[SUPPLIED RECORDS start]

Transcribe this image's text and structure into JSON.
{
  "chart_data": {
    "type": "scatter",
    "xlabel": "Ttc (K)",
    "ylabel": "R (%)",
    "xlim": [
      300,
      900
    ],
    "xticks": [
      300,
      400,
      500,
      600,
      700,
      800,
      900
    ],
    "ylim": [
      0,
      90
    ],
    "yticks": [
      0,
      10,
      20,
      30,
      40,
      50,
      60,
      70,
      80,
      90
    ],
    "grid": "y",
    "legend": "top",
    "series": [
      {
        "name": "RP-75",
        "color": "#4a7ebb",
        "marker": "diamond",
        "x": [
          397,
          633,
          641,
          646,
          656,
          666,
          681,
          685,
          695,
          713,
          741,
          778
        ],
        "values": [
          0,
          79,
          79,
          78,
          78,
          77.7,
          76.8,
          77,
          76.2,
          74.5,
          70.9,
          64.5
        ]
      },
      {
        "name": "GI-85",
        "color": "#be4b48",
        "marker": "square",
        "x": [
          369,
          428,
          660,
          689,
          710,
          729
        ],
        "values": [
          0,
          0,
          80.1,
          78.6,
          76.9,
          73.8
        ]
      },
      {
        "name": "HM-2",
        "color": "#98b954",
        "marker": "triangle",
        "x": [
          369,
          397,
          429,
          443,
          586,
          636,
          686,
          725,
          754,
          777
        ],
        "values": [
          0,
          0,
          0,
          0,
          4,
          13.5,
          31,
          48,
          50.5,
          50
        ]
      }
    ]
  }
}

[SUPPLIED RECORDS end]
[SUPPLIED RECORDS start]

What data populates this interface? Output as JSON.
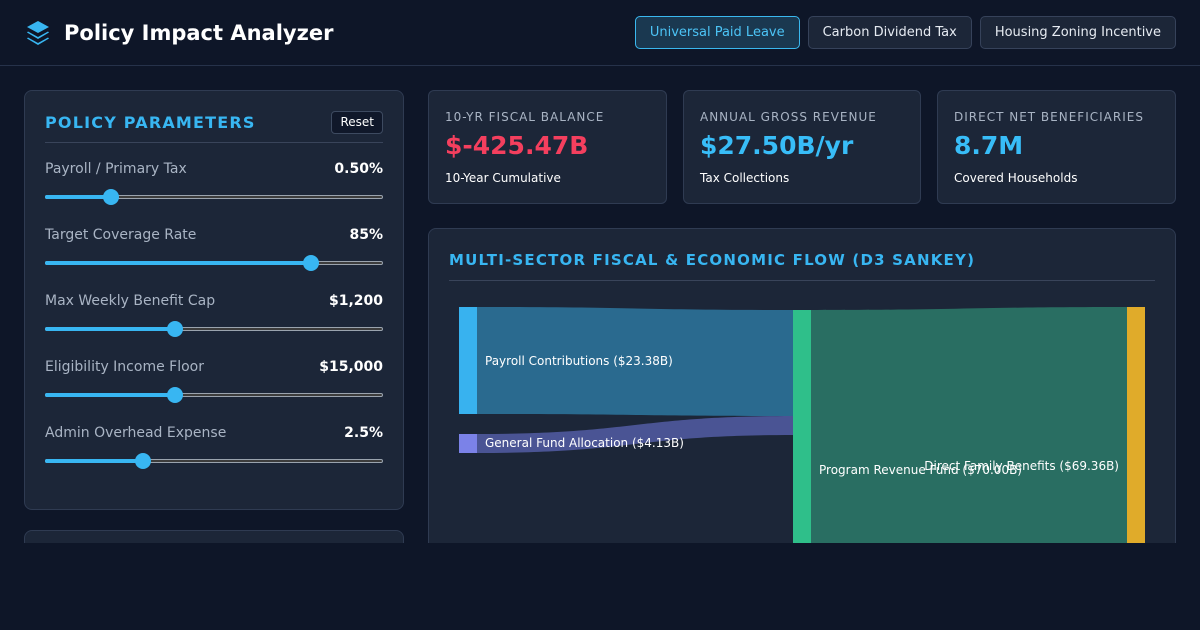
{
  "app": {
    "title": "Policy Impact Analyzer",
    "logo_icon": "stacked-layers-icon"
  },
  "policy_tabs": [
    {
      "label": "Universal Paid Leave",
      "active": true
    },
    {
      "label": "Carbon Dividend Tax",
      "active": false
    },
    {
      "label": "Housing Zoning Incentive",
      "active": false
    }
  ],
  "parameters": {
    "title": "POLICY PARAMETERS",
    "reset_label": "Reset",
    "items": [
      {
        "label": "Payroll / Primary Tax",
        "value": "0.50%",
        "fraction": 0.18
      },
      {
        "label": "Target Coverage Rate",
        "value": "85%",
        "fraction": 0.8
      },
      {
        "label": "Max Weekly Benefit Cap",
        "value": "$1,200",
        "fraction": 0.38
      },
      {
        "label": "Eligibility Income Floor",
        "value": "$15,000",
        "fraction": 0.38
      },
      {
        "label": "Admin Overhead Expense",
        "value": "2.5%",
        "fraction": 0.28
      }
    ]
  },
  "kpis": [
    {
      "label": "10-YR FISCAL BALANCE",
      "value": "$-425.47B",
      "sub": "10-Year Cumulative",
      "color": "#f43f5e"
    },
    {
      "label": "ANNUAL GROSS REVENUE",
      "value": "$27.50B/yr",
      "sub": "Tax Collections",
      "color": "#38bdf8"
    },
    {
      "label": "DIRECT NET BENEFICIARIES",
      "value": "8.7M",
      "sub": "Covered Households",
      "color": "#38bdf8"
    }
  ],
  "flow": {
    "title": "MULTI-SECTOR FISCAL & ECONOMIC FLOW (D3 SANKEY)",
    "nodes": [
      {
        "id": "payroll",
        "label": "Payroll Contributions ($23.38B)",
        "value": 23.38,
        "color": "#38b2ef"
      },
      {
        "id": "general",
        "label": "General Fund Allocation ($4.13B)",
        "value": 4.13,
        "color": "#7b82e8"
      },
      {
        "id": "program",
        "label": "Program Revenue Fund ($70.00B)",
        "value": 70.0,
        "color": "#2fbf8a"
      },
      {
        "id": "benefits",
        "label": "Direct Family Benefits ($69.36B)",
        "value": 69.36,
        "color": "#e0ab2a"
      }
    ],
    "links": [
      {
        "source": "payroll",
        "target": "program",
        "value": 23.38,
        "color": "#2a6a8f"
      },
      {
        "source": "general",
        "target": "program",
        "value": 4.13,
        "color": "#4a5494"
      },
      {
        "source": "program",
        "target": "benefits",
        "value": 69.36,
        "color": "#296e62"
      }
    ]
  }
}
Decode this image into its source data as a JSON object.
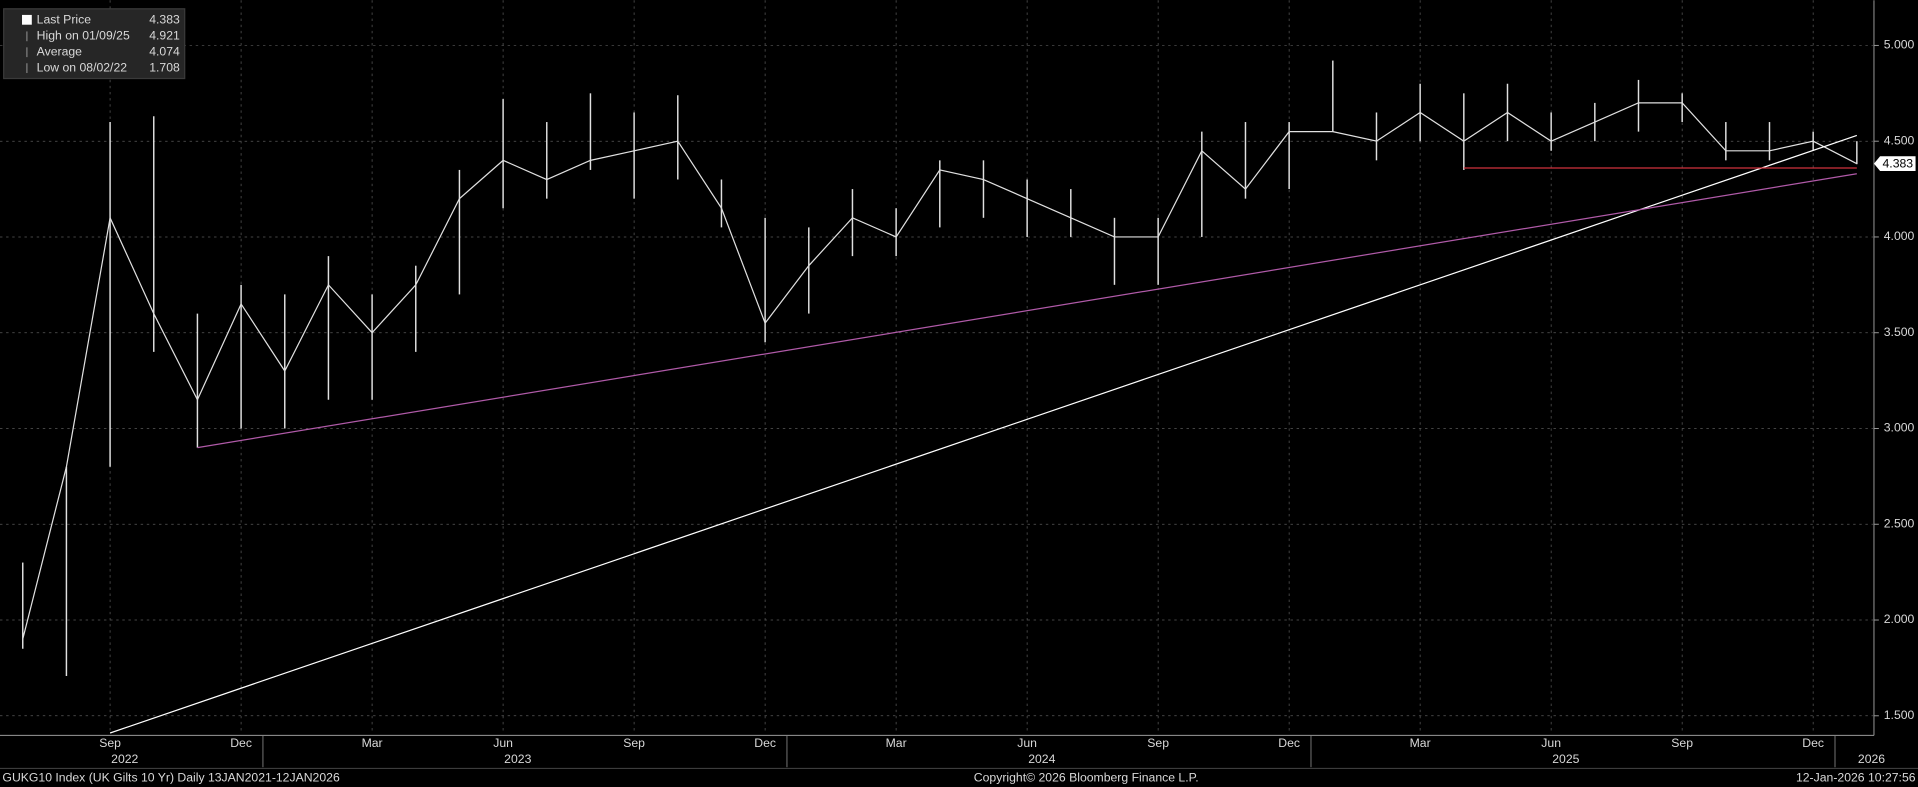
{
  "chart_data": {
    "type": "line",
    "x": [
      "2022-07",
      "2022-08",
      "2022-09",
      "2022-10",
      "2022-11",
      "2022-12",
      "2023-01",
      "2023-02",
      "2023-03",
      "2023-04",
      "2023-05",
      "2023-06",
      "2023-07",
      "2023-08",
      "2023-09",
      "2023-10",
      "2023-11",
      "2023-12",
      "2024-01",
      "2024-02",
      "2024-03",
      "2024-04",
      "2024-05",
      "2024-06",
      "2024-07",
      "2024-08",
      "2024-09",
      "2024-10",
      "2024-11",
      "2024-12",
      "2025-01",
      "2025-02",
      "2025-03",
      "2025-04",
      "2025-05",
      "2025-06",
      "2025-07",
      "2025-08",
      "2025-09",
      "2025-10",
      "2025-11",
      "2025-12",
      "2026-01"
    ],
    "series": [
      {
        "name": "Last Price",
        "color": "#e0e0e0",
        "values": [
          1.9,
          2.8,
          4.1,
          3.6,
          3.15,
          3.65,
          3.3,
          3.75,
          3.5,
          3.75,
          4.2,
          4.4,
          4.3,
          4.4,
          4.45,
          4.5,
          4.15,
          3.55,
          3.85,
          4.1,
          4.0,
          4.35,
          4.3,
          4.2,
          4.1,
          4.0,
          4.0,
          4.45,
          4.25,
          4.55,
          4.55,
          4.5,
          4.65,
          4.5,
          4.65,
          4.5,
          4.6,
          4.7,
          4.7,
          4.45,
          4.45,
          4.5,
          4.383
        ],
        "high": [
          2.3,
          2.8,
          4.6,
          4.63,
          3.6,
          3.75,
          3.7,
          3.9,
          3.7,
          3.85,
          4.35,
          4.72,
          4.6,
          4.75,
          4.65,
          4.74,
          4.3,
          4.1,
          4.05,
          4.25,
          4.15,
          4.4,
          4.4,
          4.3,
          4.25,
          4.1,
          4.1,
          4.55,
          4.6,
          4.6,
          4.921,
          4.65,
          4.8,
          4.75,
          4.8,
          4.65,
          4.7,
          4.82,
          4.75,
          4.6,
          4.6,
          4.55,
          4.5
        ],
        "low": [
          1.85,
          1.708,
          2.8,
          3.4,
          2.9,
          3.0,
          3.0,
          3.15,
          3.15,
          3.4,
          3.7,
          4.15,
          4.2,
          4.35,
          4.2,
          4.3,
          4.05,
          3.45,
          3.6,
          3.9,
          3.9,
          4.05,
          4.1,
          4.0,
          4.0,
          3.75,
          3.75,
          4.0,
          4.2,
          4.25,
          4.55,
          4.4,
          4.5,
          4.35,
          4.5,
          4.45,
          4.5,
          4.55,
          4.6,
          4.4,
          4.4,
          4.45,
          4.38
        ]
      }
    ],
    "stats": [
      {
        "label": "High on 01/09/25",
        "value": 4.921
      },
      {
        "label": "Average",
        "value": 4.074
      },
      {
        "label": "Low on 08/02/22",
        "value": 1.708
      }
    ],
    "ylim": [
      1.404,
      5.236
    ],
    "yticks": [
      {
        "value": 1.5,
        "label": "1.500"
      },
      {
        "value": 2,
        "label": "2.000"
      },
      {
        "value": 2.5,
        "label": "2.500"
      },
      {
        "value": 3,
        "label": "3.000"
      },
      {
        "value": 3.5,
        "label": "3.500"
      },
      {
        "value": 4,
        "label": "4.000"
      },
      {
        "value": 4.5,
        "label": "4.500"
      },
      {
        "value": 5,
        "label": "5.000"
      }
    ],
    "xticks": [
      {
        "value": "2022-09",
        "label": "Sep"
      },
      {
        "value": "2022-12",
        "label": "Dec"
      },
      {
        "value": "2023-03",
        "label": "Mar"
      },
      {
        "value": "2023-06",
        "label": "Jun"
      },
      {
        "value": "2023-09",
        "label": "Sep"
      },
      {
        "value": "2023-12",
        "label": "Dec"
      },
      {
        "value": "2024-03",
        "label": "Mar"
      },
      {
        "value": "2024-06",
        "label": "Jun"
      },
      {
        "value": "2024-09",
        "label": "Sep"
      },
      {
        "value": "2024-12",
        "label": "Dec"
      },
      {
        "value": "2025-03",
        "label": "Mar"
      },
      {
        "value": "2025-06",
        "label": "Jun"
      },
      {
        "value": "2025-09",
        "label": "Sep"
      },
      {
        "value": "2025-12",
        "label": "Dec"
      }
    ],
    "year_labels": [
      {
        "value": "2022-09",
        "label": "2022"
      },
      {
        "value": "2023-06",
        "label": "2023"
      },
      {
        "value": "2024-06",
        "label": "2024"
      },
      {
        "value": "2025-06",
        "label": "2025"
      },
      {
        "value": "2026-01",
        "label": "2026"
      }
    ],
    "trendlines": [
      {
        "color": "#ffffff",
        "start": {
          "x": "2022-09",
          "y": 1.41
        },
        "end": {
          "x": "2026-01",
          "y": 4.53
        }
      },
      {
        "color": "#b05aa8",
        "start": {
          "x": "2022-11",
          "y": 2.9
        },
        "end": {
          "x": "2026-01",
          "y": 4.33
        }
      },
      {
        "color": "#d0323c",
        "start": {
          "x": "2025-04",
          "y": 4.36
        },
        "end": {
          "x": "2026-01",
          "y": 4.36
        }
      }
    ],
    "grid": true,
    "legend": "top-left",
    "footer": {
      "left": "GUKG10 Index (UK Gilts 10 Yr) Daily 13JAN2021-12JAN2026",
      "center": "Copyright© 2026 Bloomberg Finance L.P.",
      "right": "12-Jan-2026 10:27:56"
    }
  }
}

[SUPPLIED RECORDS end]

Collect the complete line wherever the string "JSON" appears in the records.

FINISHED TASK.
Transcribe this image's text and structure into JSON.
What data populates this interface? Output as JSON.
Decode this image into its source data as a JSON object.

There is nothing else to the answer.